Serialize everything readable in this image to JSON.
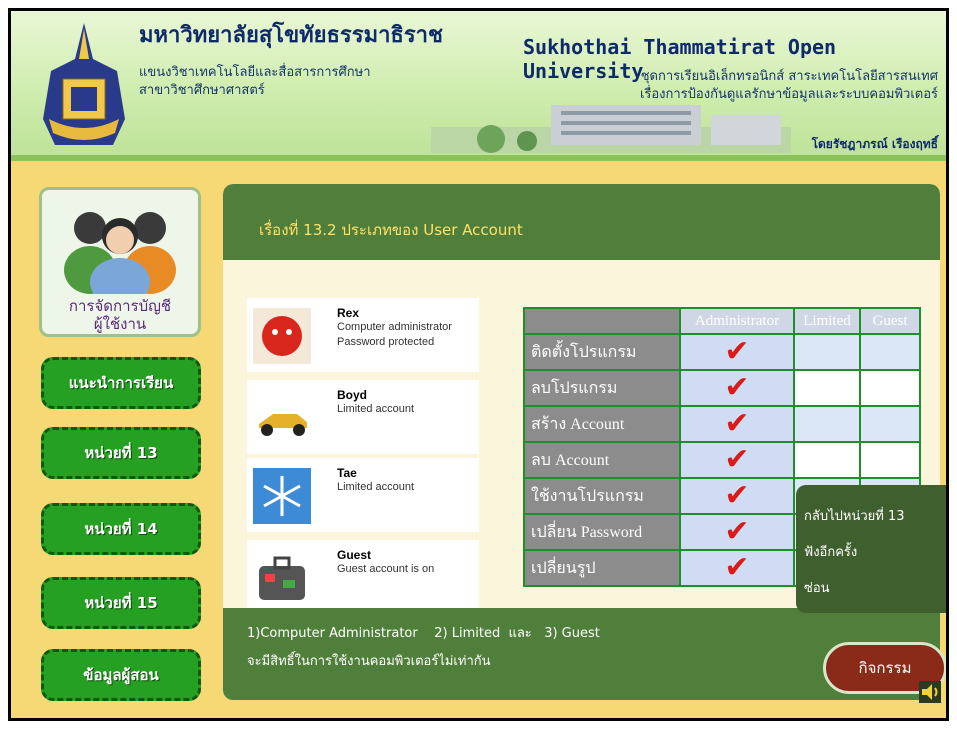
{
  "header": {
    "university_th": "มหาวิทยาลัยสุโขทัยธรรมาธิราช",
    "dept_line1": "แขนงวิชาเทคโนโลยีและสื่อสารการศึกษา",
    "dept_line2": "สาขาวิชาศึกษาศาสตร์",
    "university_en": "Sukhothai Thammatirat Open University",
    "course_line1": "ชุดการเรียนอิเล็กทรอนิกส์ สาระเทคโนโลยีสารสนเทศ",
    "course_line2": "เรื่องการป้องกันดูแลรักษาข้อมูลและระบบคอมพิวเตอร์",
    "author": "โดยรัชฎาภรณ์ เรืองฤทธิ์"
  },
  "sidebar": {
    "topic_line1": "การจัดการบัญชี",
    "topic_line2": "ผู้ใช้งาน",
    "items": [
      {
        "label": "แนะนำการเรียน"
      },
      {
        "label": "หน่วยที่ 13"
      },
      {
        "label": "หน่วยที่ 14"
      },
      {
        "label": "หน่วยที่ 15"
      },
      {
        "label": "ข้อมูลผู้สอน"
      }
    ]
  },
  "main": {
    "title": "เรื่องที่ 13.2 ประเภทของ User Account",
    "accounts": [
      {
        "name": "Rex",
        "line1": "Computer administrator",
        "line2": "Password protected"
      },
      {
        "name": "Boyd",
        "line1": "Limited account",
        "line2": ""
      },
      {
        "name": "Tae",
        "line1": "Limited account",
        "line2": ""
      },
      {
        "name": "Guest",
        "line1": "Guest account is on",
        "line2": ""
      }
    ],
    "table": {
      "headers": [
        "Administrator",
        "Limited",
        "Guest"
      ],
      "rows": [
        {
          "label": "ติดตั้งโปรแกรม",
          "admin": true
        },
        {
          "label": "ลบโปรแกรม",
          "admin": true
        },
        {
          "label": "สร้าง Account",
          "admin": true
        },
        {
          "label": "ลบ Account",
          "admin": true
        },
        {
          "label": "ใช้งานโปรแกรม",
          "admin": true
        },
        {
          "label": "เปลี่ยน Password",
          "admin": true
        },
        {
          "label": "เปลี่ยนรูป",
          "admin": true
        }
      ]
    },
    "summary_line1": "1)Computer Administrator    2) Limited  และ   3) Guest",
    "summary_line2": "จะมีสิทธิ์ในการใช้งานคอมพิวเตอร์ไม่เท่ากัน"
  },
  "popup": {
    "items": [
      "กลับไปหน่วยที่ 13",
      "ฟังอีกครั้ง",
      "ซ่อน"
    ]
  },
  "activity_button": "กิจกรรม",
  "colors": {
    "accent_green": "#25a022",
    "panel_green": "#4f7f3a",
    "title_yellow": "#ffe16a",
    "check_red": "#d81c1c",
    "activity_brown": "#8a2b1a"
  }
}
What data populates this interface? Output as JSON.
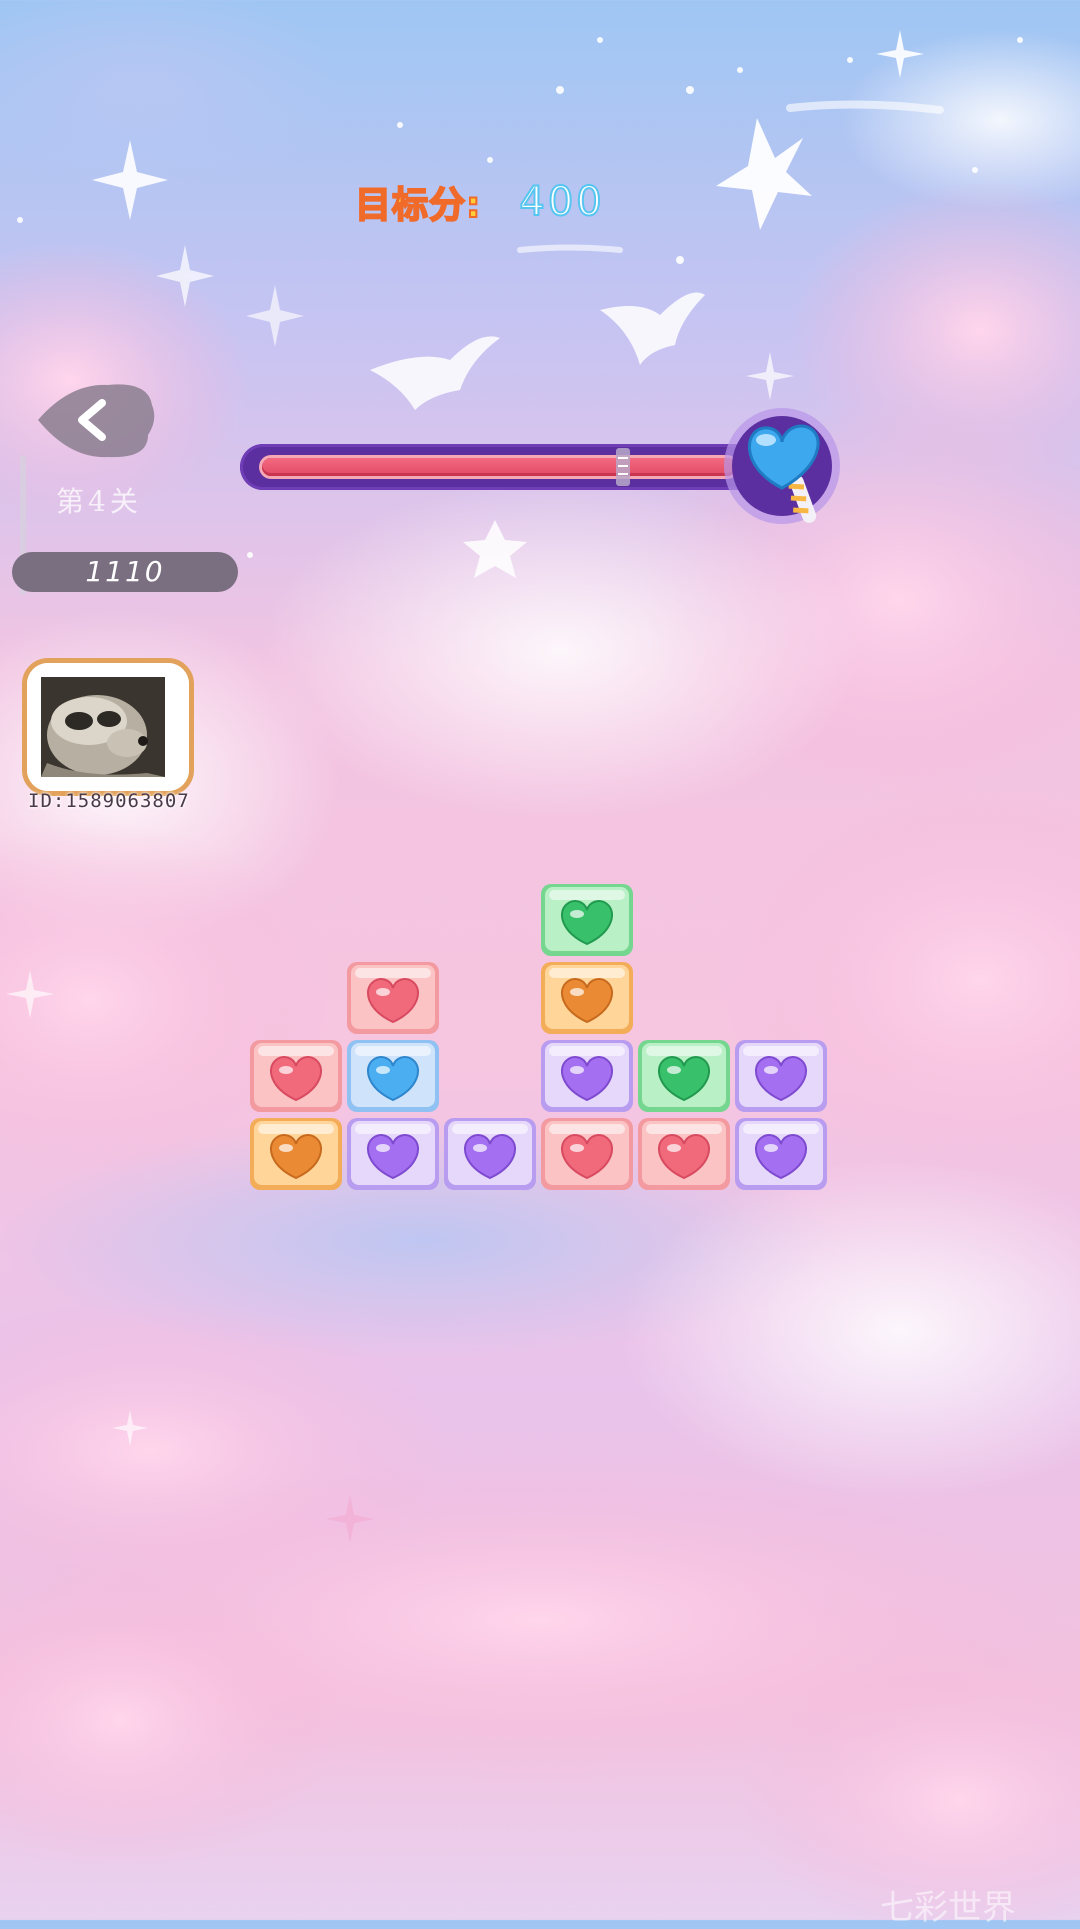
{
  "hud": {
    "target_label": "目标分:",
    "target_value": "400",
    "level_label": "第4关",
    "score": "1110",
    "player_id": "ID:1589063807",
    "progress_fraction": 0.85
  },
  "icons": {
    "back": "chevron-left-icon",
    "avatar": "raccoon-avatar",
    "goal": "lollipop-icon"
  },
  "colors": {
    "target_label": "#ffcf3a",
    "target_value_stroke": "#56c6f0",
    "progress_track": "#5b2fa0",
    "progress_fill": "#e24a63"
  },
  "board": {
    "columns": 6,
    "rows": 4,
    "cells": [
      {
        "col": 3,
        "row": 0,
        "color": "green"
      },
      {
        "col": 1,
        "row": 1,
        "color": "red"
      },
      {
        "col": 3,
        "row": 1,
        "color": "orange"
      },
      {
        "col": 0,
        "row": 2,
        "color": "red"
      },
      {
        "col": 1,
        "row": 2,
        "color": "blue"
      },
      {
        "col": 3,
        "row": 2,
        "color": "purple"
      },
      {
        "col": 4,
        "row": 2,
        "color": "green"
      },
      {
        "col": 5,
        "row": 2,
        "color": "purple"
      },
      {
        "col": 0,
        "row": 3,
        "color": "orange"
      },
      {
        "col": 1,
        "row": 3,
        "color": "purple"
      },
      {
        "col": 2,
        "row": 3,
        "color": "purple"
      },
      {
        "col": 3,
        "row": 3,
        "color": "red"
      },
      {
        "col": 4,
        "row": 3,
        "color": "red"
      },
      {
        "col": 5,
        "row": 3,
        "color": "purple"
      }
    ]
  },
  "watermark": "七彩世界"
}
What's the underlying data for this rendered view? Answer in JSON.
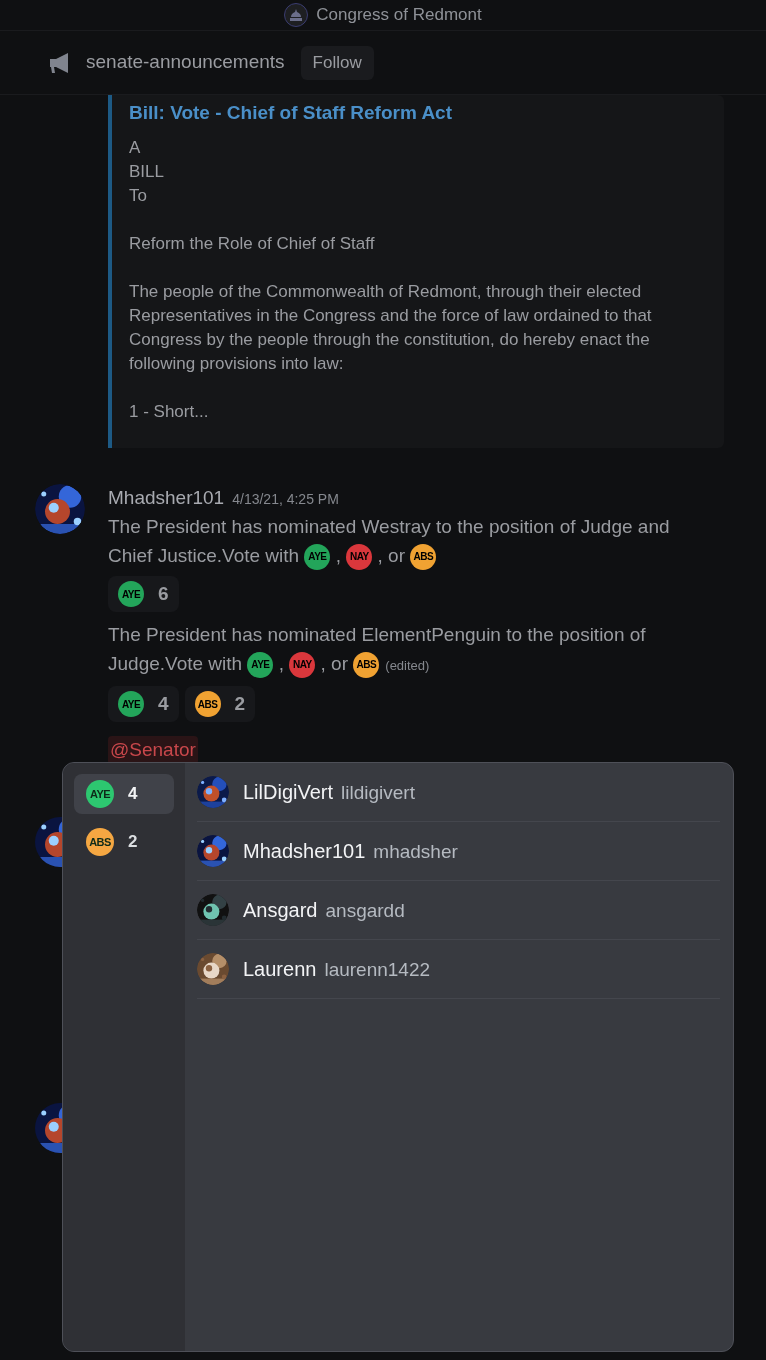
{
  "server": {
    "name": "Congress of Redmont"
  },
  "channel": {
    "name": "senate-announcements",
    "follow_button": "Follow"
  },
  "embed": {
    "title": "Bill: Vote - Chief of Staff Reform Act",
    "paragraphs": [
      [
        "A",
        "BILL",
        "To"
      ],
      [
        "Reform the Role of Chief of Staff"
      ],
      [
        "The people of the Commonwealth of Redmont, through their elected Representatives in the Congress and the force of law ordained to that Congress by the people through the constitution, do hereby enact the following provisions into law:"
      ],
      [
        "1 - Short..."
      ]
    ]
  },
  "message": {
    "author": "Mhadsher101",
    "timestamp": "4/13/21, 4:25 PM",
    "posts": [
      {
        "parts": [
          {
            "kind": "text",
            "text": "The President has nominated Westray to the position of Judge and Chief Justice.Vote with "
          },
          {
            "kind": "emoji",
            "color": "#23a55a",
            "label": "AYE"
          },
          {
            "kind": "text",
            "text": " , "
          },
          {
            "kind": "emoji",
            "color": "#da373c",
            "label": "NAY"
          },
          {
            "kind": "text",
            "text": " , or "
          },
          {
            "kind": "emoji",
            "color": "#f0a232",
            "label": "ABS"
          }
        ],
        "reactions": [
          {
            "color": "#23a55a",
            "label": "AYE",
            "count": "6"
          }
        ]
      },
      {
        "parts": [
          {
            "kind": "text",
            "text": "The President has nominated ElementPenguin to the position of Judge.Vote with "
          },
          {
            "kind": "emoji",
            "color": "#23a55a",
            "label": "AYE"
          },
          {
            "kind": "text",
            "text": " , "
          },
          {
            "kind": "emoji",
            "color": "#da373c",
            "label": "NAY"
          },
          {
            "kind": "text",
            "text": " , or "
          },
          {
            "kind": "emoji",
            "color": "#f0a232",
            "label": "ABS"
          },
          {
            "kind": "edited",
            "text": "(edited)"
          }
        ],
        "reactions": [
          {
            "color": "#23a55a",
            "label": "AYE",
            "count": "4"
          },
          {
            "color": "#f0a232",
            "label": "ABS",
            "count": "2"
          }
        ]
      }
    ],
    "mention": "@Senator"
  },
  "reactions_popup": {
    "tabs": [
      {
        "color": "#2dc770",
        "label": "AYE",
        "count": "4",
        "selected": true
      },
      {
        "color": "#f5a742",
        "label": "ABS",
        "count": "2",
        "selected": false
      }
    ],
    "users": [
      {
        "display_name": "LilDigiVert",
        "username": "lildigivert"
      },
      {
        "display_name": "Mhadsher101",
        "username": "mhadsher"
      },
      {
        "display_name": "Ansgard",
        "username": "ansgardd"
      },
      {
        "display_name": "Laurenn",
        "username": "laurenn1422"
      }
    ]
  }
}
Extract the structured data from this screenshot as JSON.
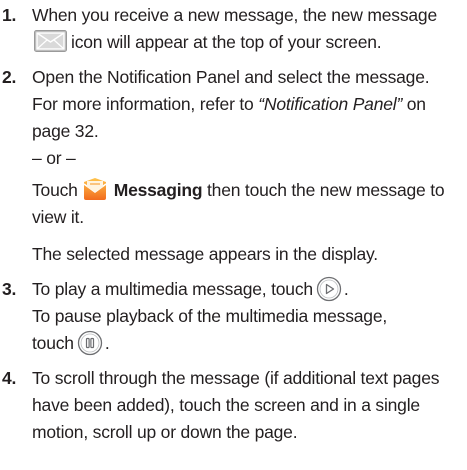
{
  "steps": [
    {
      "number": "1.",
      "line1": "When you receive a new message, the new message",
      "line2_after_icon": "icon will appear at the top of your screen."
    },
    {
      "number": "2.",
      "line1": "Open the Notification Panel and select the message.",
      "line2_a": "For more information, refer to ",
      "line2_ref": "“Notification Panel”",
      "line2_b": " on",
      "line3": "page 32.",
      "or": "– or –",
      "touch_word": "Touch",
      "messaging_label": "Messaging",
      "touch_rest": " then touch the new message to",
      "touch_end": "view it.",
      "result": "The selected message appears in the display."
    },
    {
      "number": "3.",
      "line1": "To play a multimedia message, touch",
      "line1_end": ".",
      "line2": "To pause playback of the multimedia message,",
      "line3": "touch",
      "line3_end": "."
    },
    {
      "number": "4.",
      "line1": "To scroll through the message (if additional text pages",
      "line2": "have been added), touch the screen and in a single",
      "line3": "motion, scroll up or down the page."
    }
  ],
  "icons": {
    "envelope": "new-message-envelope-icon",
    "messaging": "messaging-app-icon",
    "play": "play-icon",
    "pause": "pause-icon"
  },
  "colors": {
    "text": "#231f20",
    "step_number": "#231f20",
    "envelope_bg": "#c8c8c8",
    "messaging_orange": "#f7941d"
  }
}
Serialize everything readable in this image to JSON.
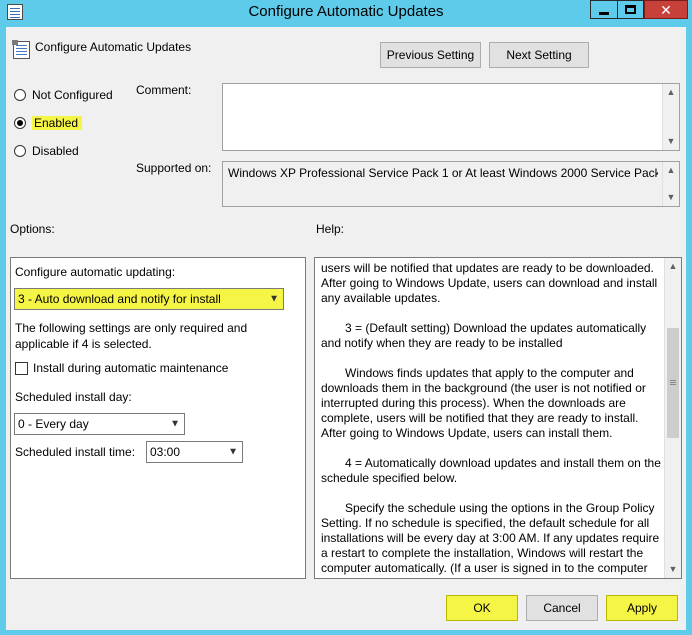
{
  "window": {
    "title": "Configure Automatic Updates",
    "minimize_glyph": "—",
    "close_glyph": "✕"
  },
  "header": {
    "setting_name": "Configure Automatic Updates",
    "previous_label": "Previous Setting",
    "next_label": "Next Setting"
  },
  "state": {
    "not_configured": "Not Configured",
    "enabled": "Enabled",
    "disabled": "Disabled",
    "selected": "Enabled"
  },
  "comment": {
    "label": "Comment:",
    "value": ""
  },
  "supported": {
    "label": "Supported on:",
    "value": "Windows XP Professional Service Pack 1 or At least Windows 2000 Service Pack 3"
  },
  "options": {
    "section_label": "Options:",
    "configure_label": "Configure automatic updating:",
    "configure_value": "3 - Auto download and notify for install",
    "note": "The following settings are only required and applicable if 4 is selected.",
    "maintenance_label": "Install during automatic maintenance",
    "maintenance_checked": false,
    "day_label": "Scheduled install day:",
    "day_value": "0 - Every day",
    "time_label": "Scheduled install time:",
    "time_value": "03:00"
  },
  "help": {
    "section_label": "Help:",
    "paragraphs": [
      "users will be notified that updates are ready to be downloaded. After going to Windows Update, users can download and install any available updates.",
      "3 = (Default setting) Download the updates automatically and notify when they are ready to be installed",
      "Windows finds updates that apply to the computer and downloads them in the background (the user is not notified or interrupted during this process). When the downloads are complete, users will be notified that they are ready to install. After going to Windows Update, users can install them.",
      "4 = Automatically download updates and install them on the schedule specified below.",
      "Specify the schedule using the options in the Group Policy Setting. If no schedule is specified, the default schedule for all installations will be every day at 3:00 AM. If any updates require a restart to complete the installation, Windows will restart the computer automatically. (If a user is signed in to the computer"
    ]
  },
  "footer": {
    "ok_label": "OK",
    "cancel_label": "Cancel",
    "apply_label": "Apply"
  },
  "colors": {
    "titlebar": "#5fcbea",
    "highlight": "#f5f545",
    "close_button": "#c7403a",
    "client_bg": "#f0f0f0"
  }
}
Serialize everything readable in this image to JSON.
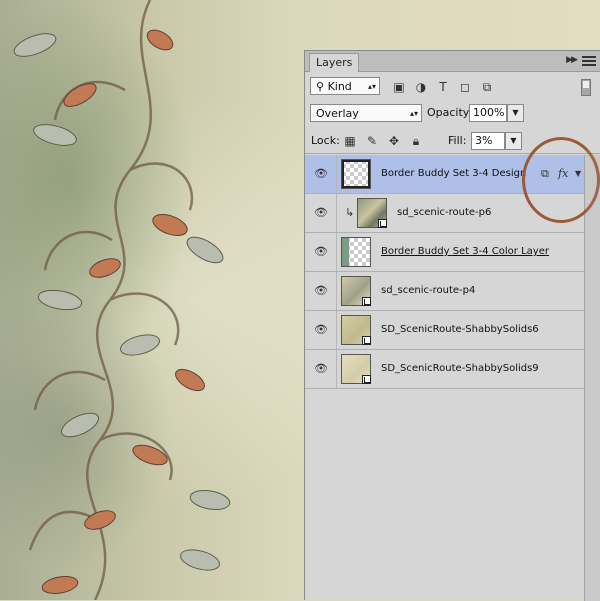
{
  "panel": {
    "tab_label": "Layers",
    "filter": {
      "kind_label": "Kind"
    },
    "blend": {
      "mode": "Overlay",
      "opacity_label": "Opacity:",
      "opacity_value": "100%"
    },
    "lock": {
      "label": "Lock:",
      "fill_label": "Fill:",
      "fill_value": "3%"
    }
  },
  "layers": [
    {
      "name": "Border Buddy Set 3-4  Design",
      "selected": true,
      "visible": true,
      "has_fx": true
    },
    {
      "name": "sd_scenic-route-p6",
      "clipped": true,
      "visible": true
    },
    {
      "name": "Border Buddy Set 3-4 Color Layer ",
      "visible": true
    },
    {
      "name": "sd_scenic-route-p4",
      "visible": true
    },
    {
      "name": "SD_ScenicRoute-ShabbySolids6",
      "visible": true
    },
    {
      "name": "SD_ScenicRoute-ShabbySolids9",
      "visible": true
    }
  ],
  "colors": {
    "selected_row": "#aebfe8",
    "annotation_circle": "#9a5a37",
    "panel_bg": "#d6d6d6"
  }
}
════
Show all lines in the entries above where the string "with" appears.

* Task response
            "text": "The President has nominated Westray to the position of Judge and Chief Justice.Vote with "
            "text": "The President has nominated ElementPenguin to the position of Judge.Vote with "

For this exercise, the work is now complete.